Goal of the exercise: In the copy, include every entry exactly but none of the images.

>> START Entries provided

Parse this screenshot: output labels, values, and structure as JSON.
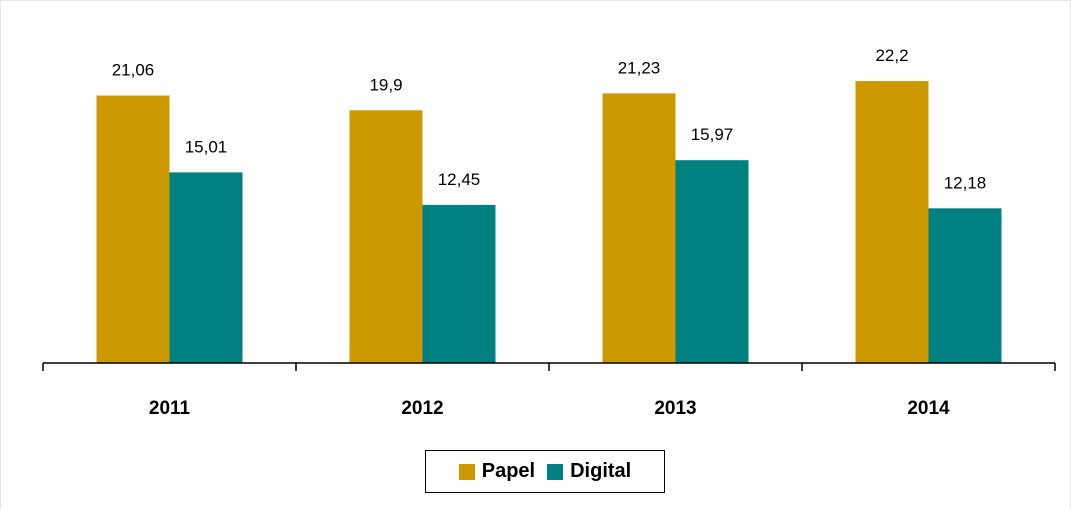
{
  "chart_data": {
    "type": "bar",
    "categories": [
      "2011",
      "2012",
      "2013",
      "2014"
    ],
    "series": [
      {
        "name": "Papel",
        "color": "#CC9900",
        "values": [
          21.06,
          19.9,
          21.23,
          22.2
        ],
        "labels": [
          "21,06",
          "19,9",
          "21,23",
          "22,2"
        ]
      },
      {
        "name": "Digital",
        "color": "#008080",
        "values": [
          15.01,
          12.45,
          15.97,
          12.18
        ],
        "labels": [
          "15,01",
          "12,45",
          "15,97",
          "12,18"
        ]
      }
    ],
    "ylim": [
      0,
      24
    ],
    "grid": false,
    "legend_position": "bottom-center"
  }
}
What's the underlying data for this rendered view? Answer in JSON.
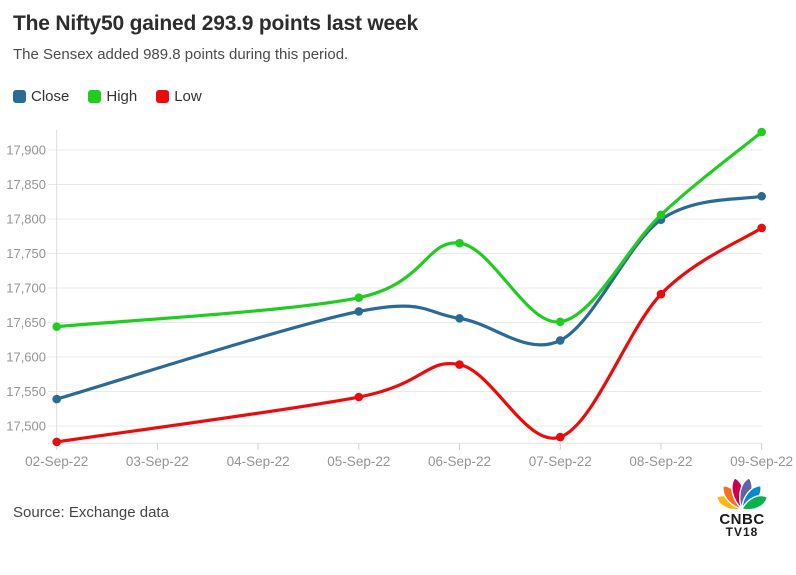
{
  "header": {
    "title": "The Nifty50 gained 293.9 points last week",
    "subtitle": "The Sensex added 989.8 points during this period."
  },
  "legend": {
    "items": [
      {
        "label": "Close",
        "color": "#2A6A96"
      },
      {
        "label": "High",
        "color": "#21CC21"
      },
      {
        "label": "Low",
        "color": "#EB0B0B"
      }
    ]
  },
  "chart_data": {
    "type": "line",
    "title": "The Nifty50 gained 293.9 points last week",
    "subtitle": "The Sensex added 989.8 points during this period.",
    "x_labels": [
      "02-Sep-22",
      "03-Sep-22",
      "04-Sep-22",
      "05-Sep-22",
      "06-Sep-22",
      "07-Sep-22",
      "08-Sep-22",
      "09-Sep-22"
    ],
    "note": "03-Sep-22 and 04-Sep-22 (weekend) have no data points; curves interpolate smoothly across them",
    "series": [
      {
        "name": "Close",
        "color": "#2A6A96",
        "x_day_index": [
          0,
          3,
          4,
          5,
          6,
          7
        ],
        "values": [
          17539,
          17666,
          17656,
          17624,
          17799,
          17833
        ]
      },
      {
        "name": "High",
        "color": "#21CC21",
        "x_day_index": [
          0,
          3,
          4,
          5,
          6,
          7
        ],
        "values": [
          17644,
          17686,
          17765,
          17651,
          17806,
          17926
        ]
      },
      {
        "name": "Low",
        "color": "#EB0B0B",
        "x_day_index": [
          0,
          3,
          4,
          5,
          6,
          7
        ],
        "values": [
          17477,
          17542,
          17589,
          17484,
          17691,
          17787
        ]
      }
    ],
    "y_ticks": {
      "values": [
        17500,
        17550,
        17600,
        17650,
        17700,
        17750,
        17800,
        17850,
        17900
      ],
      "labels": [
        "17,500",
        "17,550",
        "17,600",
        "17,650",
        "17,700",
        "17,750",
        "17,800",
        "17,850",
        "17,900"
      ]
    },
    "ylim": [
      17475,
      17935
    ],
    "grid": "horizontal",
    "legend_position": "top-left",
    "axis_label_color": "#949494",
    "grid_color": "#e9e9e9"
  },
  "footer": {
    "source": "Source: Exchange data"
  },
  "logo": {
    "line1": "CNBC",
    "line2": "TV18",
    "petal_colors": [
      "#FCB711",
      "#F37021",
      "#CC004C",
      "#6460AA",
      "#0089D0",
      "#0DB14B"
    ],
    "text_color": "#1a1a1a"
  }
}
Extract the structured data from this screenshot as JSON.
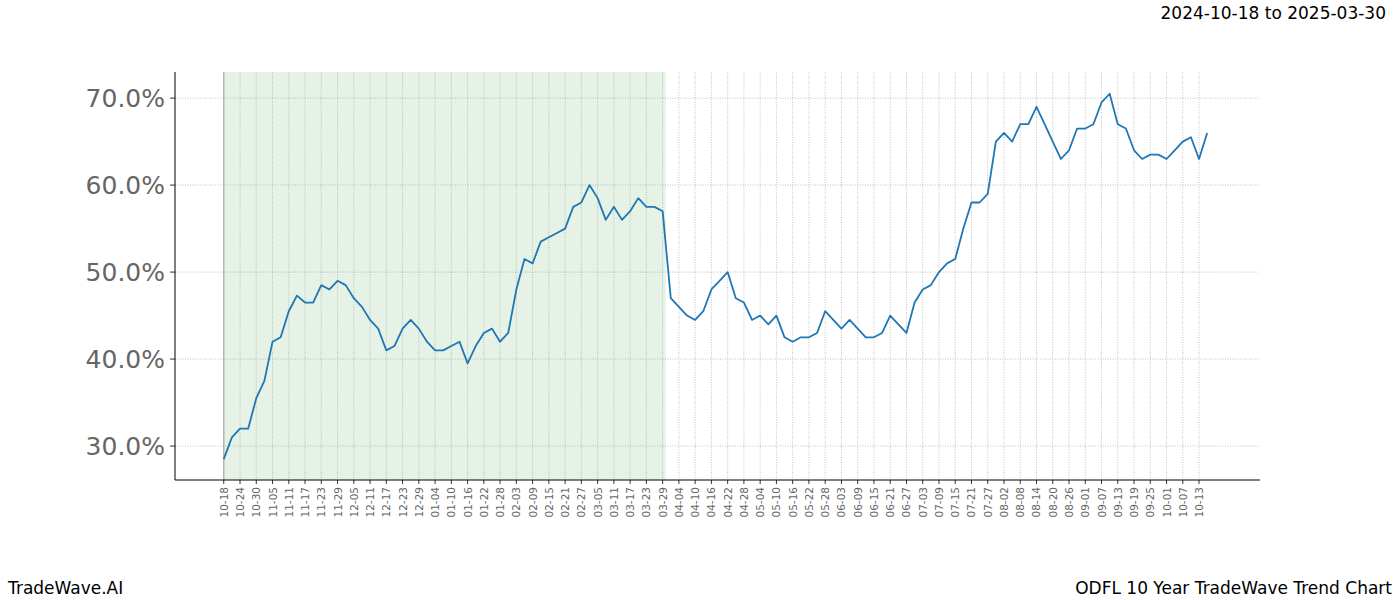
{
  "chart_data": {
    "type": "line",
    "title": "ODFL 10 Year TradeWave Trend Chart",
    "subtitle": "2024-10-18 to 2025-03-30",
    "source": "TradeWave.AI",
    "categories": [
      "10-18",
      null,
      "10-24",
      null,
      "10-30",
      null,
      "11-05",
      null,
      "11-11",
      null,
      "11-17",
      null,
      "11-23",
      null,
      "11-29",
      null,
      "12-05",
      null,
      "12-11",
      null,
      "12-17",
      null,
      "12-23",
      null,
      "12-29",
      null,
      "01-04",
      null,
      "01-10",
      null,
      "01-16",
      null,
      "01-22",
      null,
      "01-28",
      null,
      "02-03",
      null,
      "02-09",
      null,
      "02-15",
      null,
      "02-21",
      null,
      "02-27",
      null,
      "03-05",
      null,
      "03-11",
      null,
      "03-17",
      null,
      "03-23",
      null,
      "03-29",
      null,
      "04-04",
      null,
      "04-10",
      null,
      "04-16",
      null,
      "04-22",
      null,
      "04-28",
      null,
      "05-04",
      null,
      "05-10",
      null,
      "05-16",
      null,
      "05-22",
      null,
      "05-28",
      null,
      "06-03",
      null,
      "06-09",
      null,
      "06-15",
      null,
      "06-21",
      null,
      "06-27",
      null,
      "07-03",
      null,
      "07-09",
      null,
      "07-15",
      null,
      "07-21",
      null,
      "07-27",
      null,
      "08-02",
      null,
      "08-08",
      null,
      "08-14",
      null,
      "08-20",
      null,
      "08-26",
      null,
      "09-01",
      null,
      "09-07",
      null,
      "09-13",
      null,
      "09-19",
      null,
      "09-25",
      null,
      "10-01",
      null,
      "10-07",
      null,
      "10-13",
      null
    ],
    "values": [
      28.5,
      31,
      32,
      32,
      35.5,
      37.5,
      42,
      42.5,
      45.5,
      47.3,
      46.5,
      46.5,
      48.5,
      48,
      49,
      48.5,
      47,
      46,
      44.5,
      43.5,
      41,
      41.5,
      43.5,
      44.5,
      43.5,
      42,
      41,
      41,
      41.5,
      42,
      39.5,
      41.5,
      43,
      43.5,
      42,
      43,
      48,
      51.5,
      51,
      53.5,
      54,
      54.5,
      55,
      57.5,
      58,
      60,
      58.5,
      56,
      57.5,
      56,
      57,
      58.5,
      57.5,
      57.5,
      57,
      47,
      46,
      45,
      44.5,
      45.5,
      48,
      49,
      50,
      47,
      46.5,
      44.5,
      45,
      44,
      45,
      42.5,
      42,
      42.5,
      42.5,
      43,
      45.5,
      44.5,
      43.5,
      44.5,
      43.5,
      42.5,
      42.5,
      43,
      45,
      44,
      43,
      46.5,
      48,
      48.5,
      50,
      51,
      51.5,
      55,
      58,
      58,
      59,
      65,
      66,
      65,
      67,
      67,
      69,
      67,
      65,
      63,
      64,
      66.5,
      66.5,
      67,
      69.5,
      70.5,
      67,
      66.5,
      64,
      63,
      63.5,
      63.5,
      63,
      64,
      65,
      65.5,
      63,
      66
    ],
    "shaded_range": [
      "10-18",
      "03-29"
    ],
    "color": "#1f77b4",
    "ylim": [
      26.1,
      73.0
    ],
    "yticks": [
      {
        "value": 30,
        "label": "30.0%"
      },
      {
        "value": 40,
        "label": "40.0%"
      },
      {
        "value": 50,
        "label": "50.0%"
      },
      {
        "value": 60,
        "label": "60.0%"
      },
      {
        "value": 70,
        "label": "70.0%"
      }
    ],
    "grid": true
  }
}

>> END Entries provided

Solution for this problem:
Parse this screenshot: output labels, values, and structure as JSON.
{
  "chart_data": {
    "type": "bar",
    "categories": [
      "2011",
      "2012",
      "2013",
      "2014"
    ],
    "series": [
      {
        "name": "Papel",
        "color": "#CC9900",
        "values": [
          21.06,
          19.9,
          21.23,
          22.2
        ],
        "labels": [
          "21,06",
          "19,9",
          "21,23",
          "22,2"
        ]
      },
      {
        "name": "Digital",
        "color": "#008080",
        "values": [
          15.01,
          12.45,
          15.97,
          12.18
        ],
        "labels": [
          "15,01",
          "12,45",
          "15,97",
          "12,18"
        ]
      }
    ],
    "ylim": [
      0,
      24
    ],
    "grid": false,
    "legend_position": "bottom-center"
  }
}
What's the underlying data for this rendered view? Answer in JSON.
{
  "header": {
    "title": "The Nifty50 gained 293.9 points last week",
    "subtitle": "The Sensex added 989.8 points during this period."
  },
  "legend": {
    "items": [
      {
        "label": "Close",
        "color": "#2A6A96"
      },
      {
        "label": "High",
        "color": "#21CC21"
      },
      {
        "label": "Low",
        "color": "#EB0B0B"
      }
    ]
  },
  "chart_data": {
    "type": "line",
    "title": "The Nifty50 gained 293.9 points last week",
    "subtitle": "The Sensex added 989.8 points during this period.",
    "x_labels": [
      "02-Sep-22",
      "03-Sep-22",
      "04-Sep-22",
      "05-Sep-22",
      "06-Sep-22",
      "07-Sep-22",
      "08-Sep-22",
      "09-Sep-22"
    ],
    "note": "03-Sep-22 and 04-Sep-22 (weekend) have no data points; curves interpolate smoothly across them",
    "series": [
      {
        "name": "Close",
        "color": "#2A6A96",
        "x_day_index": [
          0,
          3,
          4,
          5,
          6,
          7
        ],
        "values": [
          17539,
          17666,
          17656,
          17624,
          17799,
          17833
        ]
      },
      {
        "name": "High",
        "color": "#21CC21",
        "x_day_index": [
          0,
          3,
          4,
          5,
          6,
          7
        ],
        "values": [
          17644,
          17686,
          17765,
          17651,
          17806,
          17926
        ]
      },
      {
        "name": "Low",
        "color": "#EB0B0B",
        "x_day_index": [
          0,
          3,
          4,
          5,
          6,
          7
        ],
        "values": [
          17477,
          17542,
          17589,
          17484,
          17691,
          17787
        ]
      }
    ],
    "y_ticks": {
      "values": [
        17500,
        17550,
        17600,
        17650,
        17700,
        17750,
        17800,
        17850,
        17900
      ],
      "labels": [
        "17,500",
        "17,550",
        "17,600",
        "17,650",
        "17,700",
        "17,750",
        "17,800",
        "17,850",
        "17,900"
      ]
    },
    "ylim": [
      17475,
      17935
    ],
    "grid": "horizontal",
    "legend_position": "top-left",
    "axis_label_color": "#949494",
    "grid_color": "#e9e9e9"
  },
  "footer": {
    "source": "Source: Exchange data"
  },
  "logo": {
    "line1": "CNBC",
    "line2": "TV18",
    "petal_colors": [
      "#FCB711",
      "#F37021",
      "#CC004C",
      "#6460AA",
      "#0089D0",
      "#0DB14B"
    ],
    "text_color": "#1a1a1a"
  }
}
Extract the structured data from this screenshot as JSON.
{
  "chart_data": {
    "type": "line",
    "title": "ODFL 10 Year TradeWave Trend Chart",
    "subtitle": "2024-10-18 to 2025-03-30",
    "source": "TradeWave.AI",
    "categories": [
      "10-18",
      null,
      "10-24",
      null,
      "10-30",
      null,
      "11-05",
      null,
      "11-11",
      null,
      "11-17",
      null,
      "11-23",
      null,
      "11-29",
      null,
      "12-05",
      null,
      "12-11",
      null,
      "12-17",
      null,
      "12-23",
      null,
      "12-29",
      null,
      "01-04",
      null,
      "01-10",
      null,
      "01-16",
      null,
      "01-22",
      null,
      "01-28",
      null,
      "02-03",
      null,
      "02-09",
      null,
      "02-15",
      null,
      "02-21",
      null,
      "02-27",
      null,
      "03-05",
      null,
      "03-11",
      null,
      "03-17",
      null,
      "03-23",
      null,
      "03-29",
      null,
      "04-04",
      null,
      "04-10",
      null,
      "04-16",
      null,
      "04-22",
      null,
      "04-28",
      null,
      "05-04",
      null,
      "05-10",
      null,
      "05-16",
      null,
      "05-22",
      null,
      "05-28",
      null,
      "06-03",
      null,
      "06-09",
      null,
      "06-15",
      null,
      "06-21",
      null,
      "06-27",
      null,
      "07-03",
      null,
      "07-09",
      null,
      "07-15",
      null,
      "07-21",
      null,
      "07-27",
      null,
      "08-02",
      null,
      "08-08",
      null,
      "08-14",
      null,
      "08-20",
      null,
      "08-26",
      null,
      "09-01",
      null,
      "09-07",
      null,
      "09-13",
      null,
      "09-19",
      null,
      "09-25",
      null,
      "10-01",
      null,
      "10-07",
      null,
      "10-13",
      null
    ],
    "values": [
      28.5,
      31,
      32,
      32,
      35.5,
      37.5,
      42,
      42.5,
      45.5,
      47.3,
      46.5,
      46.5,
      48.5,
      48,
      49,
      48.5,
      47,
      46,
      44.5,
      43.5,
      41,
      41.5,
      43.5,
      44.5,
      43.5,
      42,
      41,
      41,
      41.5,
      42,
      39.5,
      41.5,
      43,
      43.5,
      42,
      43,
      48,
      51.5,
      51,
      53.5,
      54,
      54.5,
      55,
      57.5,
      58,
      60,
      58.5,
      56,
      57.5,
      56,
      57,
      58.5,
      57.5,
      57.5,
      57,
      47,
      46,
      45,
      44.5,
      45.5,
      48,
      49,
      50,
      47,
      46.5,
      44.5,
      45,
      44,
      45,
      42.5,
      42,
      42.5,
      42.5,
      43,
      45.5,
      44.5,
      43.5,
      44.5,
      43.5,
      42.5,
      42.5,
      43,
      45,
      44,
      43,
      46.5,
      48,
      48.5,
      50,
      51,
      51.5,
      55,
      58,
      58,
      59,
      65,
      66,
      65,
      67,
      67,
      69,
      67,
      65,
      63,
      64,
      66.5,
      66.5,
      67,
      69.5,
      70.5,
      67,
      66.5,
      64,
      63,
      63.5,
      63.5,
      63,
      64,
      65,
      65.5,
      63,
      66
    ],
    "shaded_range": [
      "10-18",
      "03-29"
    ],
    "color": "#1f77b4",
    "ylim": [
      26.1,
      73.0
    ],
    "yticks": [
      {
        "value": 30,
        "label": "30.0%"
      },
      {
        "value": 40,
        "label": "40.0%"
      },
      {
        "value": 50,
        "label": "50.0%"
      },
      {
        "value": 60,
        "label": "60.0%"
      },
      {
        "value": 70,
        "label": "70.0%"
      }
    ],
    "grid": true
  }
}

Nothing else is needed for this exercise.